TASK GOAL - Search the data below for the string "FEDERAL". Extract every line that contains it.

INPUT RECORDS -
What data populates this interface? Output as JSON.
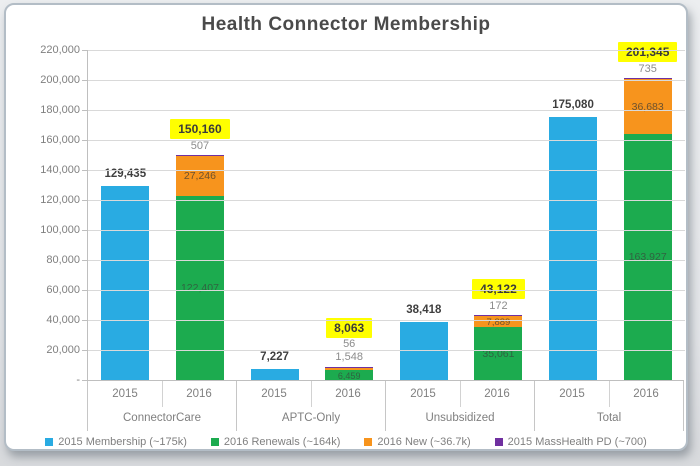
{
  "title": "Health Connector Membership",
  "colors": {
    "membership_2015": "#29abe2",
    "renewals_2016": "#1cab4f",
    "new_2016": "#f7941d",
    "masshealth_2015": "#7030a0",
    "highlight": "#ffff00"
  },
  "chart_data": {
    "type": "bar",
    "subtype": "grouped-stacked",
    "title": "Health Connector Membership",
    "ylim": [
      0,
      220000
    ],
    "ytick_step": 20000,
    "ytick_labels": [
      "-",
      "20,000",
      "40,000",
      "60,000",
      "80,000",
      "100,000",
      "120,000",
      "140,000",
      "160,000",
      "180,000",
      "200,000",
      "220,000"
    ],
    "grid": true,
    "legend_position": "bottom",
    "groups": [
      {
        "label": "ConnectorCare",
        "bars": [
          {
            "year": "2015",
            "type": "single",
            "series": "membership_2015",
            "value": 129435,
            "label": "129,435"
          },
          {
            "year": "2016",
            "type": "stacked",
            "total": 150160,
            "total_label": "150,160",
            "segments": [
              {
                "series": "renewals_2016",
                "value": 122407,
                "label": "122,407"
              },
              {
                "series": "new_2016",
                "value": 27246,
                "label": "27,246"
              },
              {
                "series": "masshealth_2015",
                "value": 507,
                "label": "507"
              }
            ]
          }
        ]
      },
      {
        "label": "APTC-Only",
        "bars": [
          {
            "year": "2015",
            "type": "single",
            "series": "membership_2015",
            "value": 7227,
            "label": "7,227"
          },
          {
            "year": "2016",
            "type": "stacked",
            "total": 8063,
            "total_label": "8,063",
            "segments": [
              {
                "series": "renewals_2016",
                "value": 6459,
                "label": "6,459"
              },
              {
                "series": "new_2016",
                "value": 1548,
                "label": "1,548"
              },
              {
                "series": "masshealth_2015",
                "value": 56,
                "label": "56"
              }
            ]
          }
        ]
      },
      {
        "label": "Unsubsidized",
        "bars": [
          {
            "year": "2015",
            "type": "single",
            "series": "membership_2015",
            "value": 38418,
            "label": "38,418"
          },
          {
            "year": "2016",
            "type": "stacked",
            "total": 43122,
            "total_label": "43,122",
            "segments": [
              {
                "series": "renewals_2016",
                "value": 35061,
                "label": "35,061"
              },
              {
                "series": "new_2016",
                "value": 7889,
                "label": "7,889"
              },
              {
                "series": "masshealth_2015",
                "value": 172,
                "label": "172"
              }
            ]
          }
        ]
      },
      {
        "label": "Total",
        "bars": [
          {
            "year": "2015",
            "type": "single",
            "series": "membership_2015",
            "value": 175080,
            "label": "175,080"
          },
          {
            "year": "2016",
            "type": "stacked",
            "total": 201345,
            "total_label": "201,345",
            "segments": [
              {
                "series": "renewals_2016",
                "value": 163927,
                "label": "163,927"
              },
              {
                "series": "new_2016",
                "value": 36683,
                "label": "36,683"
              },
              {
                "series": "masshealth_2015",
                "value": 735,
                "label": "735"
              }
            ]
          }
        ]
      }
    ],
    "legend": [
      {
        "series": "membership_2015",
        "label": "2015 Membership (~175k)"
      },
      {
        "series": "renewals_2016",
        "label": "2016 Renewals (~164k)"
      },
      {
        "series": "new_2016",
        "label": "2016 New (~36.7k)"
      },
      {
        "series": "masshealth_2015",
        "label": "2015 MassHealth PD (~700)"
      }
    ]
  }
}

...

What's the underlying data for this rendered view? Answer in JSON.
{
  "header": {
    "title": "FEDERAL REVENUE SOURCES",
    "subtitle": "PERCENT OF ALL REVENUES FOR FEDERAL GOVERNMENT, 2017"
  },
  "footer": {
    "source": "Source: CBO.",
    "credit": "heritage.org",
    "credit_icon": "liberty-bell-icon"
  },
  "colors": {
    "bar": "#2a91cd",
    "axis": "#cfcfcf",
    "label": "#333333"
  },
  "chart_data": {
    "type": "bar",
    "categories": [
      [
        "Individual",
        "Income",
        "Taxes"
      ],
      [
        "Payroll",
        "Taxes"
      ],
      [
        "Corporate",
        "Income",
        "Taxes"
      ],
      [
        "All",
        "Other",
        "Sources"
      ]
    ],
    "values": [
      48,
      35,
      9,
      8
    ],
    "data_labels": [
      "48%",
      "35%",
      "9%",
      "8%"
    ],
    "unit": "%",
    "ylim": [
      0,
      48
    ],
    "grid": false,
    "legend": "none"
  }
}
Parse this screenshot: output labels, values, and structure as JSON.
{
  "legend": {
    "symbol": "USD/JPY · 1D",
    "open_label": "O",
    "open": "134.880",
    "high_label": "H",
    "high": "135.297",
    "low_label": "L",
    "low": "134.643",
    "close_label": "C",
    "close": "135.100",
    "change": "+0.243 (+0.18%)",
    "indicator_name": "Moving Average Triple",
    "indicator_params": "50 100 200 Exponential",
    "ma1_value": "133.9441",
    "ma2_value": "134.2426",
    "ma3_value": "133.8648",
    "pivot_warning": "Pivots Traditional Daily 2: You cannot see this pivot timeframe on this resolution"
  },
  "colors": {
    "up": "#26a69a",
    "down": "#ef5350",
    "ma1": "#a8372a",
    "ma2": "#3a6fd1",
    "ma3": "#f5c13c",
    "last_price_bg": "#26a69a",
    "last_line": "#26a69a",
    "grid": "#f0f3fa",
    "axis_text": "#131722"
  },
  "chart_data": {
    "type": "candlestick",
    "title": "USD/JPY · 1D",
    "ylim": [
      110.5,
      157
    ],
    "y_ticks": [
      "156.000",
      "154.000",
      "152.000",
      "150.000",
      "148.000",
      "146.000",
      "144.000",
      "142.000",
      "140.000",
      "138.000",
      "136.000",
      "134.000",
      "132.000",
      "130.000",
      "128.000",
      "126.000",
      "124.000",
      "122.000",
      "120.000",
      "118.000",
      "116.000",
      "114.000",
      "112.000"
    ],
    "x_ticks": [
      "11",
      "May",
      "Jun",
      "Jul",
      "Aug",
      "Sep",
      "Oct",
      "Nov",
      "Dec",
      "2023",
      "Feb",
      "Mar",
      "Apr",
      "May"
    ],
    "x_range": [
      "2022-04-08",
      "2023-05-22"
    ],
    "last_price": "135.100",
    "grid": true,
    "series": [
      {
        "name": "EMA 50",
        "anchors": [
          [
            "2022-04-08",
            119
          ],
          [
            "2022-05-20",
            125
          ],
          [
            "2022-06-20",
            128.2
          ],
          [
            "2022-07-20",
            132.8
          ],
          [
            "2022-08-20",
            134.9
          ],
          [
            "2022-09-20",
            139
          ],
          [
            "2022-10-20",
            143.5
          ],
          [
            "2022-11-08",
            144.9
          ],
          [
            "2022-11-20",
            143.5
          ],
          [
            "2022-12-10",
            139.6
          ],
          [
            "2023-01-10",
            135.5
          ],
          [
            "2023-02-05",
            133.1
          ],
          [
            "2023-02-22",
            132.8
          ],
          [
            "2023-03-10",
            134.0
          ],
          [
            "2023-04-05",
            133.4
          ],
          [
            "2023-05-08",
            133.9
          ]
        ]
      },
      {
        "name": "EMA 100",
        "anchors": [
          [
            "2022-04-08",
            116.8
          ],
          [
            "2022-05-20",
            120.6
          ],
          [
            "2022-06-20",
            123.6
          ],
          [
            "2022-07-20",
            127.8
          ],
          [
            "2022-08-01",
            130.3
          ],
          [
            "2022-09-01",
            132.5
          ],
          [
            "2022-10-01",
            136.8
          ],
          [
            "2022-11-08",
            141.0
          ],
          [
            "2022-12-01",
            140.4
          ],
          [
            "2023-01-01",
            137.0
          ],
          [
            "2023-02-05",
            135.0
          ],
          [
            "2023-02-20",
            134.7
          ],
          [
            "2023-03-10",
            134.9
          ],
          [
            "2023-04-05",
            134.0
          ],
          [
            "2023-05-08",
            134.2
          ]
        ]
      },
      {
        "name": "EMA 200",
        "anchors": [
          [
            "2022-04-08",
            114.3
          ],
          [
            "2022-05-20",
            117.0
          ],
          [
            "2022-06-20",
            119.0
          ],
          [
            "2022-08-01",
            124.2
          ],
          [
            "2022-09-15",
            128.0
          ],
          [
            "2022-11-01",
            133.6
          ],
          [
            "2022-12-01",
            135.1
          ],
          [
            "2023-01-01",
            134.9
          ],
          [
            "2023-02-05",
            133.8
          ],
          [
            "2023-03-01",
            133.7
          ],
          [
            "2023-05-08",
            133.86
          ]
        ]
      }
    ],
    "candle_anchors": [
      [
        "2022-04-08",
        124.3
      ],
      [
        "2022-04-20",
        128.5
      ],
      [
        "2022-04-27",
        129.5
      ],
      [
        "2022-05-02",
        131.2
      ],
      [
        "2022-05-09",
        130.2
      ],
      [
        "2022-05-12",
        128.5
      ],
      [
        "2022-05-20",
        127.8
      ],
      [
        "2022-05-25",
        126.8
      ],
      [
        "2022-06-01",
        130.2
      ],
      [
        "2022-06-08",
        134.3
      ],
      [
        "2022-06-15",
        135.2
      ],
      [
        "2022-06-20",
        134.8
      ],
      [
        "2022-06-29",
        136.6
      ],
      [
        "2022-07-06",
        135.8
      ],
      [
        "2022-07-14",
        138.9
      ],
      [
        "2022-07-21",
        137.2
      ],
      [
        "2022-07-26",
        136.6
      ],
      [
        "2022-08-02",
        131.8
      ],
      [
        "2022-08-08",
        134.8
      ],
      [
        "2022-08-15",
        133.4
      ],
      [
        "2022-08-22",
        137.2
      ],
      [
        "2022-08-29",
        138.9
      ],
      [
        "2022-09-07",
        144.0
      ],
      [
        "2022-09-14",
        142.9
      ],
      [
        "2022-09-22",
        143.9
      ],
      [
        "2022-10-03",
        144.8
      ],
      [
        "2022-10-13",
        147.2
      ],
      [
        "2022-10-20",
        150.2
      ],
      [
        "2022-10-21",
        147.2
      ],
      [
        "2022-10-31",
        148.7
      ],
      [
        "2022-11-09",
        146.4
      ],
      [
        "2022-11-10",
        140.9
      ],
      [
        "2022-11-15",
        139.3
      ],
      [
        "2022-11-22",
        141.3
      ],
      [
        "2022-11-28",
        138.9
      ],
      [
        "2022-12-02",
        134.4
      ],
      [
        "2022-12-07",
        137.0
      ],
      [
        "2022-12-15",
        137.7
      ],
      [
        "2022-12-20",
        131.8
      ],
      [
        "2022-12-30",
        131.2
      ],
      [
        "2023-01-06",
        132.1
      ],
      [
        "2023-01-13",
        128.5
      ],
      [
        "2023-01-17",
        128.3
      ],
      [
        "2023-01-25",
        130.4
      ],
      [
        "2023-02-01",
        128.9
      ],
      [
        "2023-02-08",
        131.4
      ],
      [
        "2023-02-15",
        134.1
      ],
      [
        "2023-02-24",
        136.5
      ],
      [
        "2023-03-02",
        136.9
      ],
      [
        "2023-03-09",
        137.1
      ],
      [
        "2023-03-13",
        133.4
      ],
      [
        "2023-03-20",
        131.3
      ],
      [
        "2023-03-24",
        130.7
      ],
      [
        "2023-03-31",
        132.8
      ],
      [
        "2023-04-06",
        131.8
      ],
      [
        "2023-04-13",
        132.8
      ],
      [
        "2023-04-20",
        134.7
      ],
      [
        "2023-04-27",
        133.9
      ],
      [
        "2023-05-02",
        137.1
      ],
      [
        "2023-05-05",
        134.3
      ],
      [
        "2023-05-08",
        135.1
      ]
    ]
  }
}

CORRECT ANSWER -
    "title": "FEDERAL REVENUE SOURCES",
    "subtitle": "PERCENT OF ALL REVENUES FOR FEDERAL GOVERNMENT, 2017"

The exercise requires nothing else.